▶ **Exercise**
Count how many lines in the material below hold the word "handle"; the reply is that number alone.

=== Input data ===

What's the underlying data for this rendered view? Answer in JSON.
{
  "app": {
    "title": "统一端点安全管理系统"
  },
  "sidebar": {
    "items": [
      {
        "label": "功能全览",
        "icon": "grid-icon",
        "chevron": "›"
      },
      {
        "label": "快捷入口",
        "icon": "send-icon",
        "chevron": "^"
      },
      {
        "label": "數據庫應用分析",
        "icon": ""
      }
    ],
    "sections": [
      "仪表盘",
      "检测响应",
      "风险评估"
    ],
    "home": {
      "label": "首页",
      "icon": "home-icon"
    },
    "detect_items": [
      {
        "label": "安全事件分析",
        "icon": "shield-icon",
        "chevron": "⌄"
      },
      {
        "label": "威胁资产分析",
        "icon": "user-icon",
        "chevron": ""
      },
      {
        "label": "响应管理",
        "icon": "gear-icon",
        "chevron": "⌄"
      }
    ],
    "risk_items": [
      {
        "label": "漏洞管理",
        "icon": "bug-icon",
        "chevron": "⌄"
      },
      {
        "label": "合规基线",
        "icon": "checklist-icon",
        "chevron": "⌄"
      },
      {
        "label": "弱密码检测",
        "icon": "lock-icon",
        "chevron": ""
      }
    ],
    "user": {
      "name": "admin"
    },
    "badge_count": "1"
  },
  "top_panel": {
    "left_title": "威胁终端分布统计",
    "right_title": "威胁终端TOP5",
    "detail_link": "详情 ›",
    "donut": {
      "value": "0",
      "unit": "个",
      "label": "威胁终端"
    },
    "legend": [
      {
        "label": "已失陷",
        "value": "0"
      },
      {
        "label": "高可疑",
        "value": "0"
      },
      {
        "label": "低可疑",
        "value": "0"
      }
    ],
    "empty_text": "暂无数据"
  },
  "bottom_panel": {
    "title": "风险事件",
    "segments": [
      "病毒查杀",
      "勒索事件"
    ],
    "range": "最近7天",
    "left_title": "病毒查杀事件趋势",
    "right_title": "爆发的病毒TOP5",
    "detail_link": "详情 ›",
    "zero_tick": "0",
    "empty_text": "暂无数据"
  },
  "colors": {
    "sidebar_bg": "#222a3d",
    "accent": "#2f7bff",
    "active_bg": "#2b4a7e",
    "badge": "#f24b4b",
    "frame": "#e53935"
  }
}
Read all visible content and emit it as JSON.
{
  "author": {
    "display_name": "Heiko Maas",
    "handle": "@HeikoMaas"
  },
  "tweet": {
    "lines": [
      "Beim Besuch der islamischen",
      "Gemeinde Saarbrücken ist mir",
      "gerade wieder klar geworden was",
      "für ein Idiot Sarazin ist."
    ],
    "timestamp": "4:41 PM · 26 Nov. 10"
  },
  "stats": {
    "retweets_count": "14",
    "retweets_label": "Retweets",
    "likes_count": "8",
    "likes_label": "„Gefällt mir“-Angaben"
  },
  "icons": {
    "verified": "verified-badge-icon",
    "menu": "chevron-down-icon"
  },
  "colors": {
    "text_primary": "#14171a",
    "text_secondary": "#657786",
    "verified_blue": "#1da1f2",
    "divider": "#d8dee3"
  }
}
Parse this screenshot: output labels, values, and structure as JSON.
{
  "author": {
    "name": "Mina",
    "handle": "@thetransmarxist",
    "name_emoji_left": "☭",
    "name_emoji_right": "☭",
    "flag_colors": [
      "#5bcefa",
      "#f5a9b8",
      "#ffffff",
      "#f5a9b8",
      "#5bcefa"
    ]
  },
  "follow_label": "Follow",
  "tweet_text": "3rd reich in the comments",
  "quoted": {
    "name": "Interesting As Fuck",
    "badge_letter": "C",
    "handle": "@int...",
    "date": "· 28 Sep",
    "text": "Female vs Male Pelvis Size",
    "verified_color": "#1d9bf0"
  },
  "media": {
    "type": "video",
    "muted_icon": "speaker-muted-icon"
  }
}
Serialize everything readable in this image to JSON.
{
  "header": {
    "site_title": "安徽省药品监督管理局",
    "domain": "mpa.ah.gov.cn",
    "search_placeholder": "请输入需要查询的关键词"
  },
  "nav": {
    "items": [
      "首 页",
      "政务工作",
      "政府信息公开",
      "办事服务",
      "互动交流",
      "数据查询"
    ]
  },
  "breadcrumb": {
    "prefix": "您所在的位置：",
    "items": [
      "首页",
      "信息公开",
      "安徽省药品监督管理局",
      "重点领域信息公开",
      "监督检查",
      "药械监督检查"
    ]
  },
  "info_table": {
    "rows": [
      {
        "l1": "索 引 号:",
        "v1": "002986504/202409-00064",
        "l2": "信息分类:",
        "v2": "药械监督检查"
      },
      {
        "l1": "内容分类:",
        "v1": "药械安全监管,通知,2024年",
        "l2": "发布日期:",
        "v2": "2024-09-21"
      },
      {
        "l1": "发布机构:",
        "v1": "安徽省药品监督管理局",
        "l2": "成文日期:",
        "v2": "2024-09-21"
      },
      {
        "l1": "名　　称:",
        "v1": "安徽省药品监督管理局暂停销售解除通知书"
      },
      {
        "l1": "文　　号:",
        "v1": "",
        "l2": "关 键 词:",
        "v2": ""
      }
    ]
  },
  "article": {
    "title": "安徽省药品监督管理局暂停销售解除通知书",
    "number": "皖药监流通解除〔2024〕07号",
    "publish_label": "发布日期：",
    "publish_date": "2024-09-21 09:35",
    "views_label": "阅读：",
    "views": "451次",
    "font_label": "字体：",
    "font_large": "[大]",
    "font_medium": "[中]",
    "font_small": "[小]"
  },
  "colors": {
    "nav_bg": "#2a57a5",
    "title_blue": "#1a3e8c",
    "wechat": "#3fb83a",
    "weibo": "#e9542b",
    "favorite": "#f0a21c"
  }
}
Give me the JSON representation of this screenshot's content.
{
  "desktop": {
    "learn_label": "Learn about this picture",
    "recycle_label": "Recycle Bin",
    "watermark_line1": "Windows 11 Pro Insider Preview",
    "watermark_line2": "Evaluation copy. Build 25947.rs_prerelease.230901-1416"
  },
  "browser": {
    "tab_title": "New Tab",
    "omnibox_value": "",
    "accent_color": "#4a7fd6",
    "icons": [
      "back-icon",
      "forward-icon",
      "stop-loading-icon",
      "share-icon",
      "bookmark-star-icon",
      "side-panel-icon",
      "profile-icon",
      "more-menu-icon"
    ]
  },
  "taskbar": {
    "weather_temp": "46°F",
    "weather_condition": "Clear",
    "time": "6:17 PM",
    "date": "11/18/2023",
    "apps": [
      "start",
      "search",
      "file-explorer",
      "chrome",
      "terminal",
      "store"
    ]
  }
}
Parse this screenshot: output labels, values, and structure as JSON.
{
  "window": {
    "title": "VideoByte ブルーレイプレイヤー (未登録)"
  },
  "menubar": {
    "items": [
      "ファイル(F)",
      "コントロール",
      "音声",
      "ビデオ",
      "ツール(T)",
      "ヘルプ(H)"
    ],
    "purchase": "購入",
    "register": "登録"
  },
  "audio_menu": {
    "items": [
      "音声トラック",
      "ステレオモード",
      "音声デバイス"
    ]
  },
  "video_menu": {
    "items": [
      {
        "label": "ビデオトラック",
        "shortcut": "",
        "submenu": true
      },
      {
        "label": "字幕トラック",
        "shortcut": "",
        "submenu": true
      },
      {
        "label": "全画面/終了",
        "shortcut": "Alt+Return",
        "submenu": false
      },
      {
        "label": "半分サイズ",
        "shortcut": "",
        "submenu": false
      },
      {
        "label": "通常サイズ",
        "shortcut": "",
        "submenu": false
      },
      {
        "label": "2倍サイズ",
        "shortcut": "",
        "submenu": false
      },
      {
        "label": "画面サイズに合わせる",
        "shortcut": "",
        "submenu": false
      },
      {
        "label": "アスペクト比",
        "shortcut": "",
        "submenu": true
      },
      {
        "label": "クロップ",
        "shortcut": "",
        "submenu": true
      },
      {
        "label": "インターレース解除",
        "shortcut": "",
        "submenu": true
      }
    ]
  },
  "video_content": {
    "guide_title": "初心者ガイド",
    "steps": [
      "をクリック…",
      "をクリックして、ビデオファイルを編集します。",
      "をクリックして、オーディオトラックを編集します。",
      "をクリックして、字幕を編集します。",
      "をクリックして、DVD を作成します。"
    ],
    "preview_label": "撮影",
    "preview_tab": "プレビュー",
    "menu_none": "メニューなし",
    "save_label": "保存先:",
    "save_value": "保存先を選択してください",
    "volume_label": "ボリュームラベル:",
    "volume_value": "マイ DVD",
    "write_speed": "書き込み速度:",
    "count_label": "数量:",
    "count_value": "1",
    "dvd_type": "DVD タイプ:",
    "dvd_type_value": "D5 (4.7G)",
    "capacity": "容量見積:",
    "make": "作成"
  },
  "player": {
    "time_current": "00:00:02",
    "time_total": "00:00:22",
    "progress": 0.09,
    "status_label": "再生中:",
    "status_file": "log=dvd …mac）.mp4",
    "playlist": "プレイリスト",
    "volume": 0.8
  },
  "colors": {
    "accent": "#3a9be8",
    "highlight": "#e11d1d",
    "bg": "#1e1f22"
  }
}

===

▶ **Problem solution**
3